**THE REQUEST**
Every entry below must appear again, exactly as written.

◇ ◇ ◇ ◇

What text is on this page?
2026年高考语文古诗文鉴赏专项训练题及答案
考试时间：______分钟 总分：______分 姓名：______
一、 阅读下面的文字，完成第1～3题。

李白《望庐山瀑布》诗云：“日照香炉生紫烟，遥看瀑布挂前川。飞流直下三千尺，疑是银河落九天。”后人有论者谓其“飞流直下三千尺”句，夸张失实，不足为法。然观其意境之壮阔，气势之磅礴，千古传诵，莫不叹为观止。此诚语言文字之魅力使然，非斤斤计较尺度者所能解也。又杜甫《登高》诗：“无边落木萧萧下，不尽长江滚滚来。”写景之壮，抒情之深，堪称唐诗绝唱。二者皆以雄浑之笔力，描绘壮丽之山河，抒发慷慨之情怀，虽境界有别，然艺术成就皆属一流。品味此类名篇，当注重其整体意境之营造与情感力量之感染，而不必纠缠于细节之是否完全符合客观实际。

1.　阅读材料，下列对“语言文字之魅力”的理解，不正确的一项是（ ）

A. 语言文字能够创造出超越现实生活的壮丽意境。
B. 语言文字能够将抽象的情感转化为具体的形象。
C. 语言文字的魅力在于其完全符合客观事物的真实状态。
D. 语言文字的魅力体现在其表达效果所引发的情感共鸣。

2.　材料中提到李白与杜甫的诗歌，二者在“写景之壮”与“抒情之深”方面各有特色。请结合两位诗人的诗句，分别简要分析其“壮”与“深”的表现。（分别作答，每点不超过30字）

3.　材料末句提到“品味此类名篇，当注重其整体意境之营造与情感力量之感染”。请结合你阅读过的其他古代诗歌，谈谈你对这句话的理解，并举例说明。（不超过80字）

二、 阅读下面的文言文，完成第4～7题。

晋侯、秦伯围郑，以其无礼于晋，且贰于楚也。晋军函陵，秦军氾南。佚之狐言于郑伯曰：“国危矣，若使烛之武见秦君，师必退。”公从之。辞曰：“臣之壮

◇ ◇ ◇ ◇

**EXERCISE RESPONSE**
What text is on this page?
2026年高考语文古诗文鉴赏专项训练题及答案
考试时间：______分钟 总分：______分 姓名：______
一、 阅读下面的文字，完成第1～3题。

李白《望庐山瀑布》诗云：“日照香炉生紫烟，遥看瀑布挂前川。飞流直下三千尺，疑是银河落九天。”后人有论者谓其“飞流直下三千尺”句，夸张失实，不足为法。然观其意境之壮阔，气势之磅礴，千古传诵，莫不叹为观止。此诚语言文字之魅力使然，非斤斤计较尺度者所能解也。又杜甫《登高》诗：“无边落木萧萧下，不尽长江滚滚来。”写景之壮，抒情之深，堪称唐诗绝唱。二者皆以雄浑之笔力，描绘壮丽之山河，抒发慷慨之情怀，虽境界有别，然艺术成就皆属一流。品味此类名篇，当注重其整体意境之营造与情感力量之感染，而不必纠缠于细节之是否完全符合客观实际。

1.　阅读材料，下列对“语言文字之魅力”的理解，不正确的一项是（ ）

A. 语言文字能够创造出超越现实生活的壮丽意境。
B. 语言文字能够将抽象的情感转化为具体的形象。
C. 语言文字的魅力在于其完全符合客观事物的真实状态。
D. 语言文字的魅力体现在其表达效果所引发的情感共鸣。

2.　材料中提到李白与杜甫的诗歌，二者在“写景之壮”与“抒情之深”方面各有特色。请结合两位诗人的诗句，分别简要分析其“壮”与“深”的表现。（分别作答，每点不超过30字）

3.　材料末句提到“品味此类名篇，当注重其整体意境之营造与情感力量之感染”。请结合你阅读过的其他古代诗歌，谈谈你对这句话的理解，并举例说明。（不超过80字）

二、 阅读下面的文言文，完成第4～7题。

晋侯、秦伯围郑，以其无礼于晋，且贰于楚也。晋军函陵，秦军氾南。佚之狐言于郑伯曰：“国危矣，若使烛之武见秦君，师必退。”公从之。辞曰：“臣之壮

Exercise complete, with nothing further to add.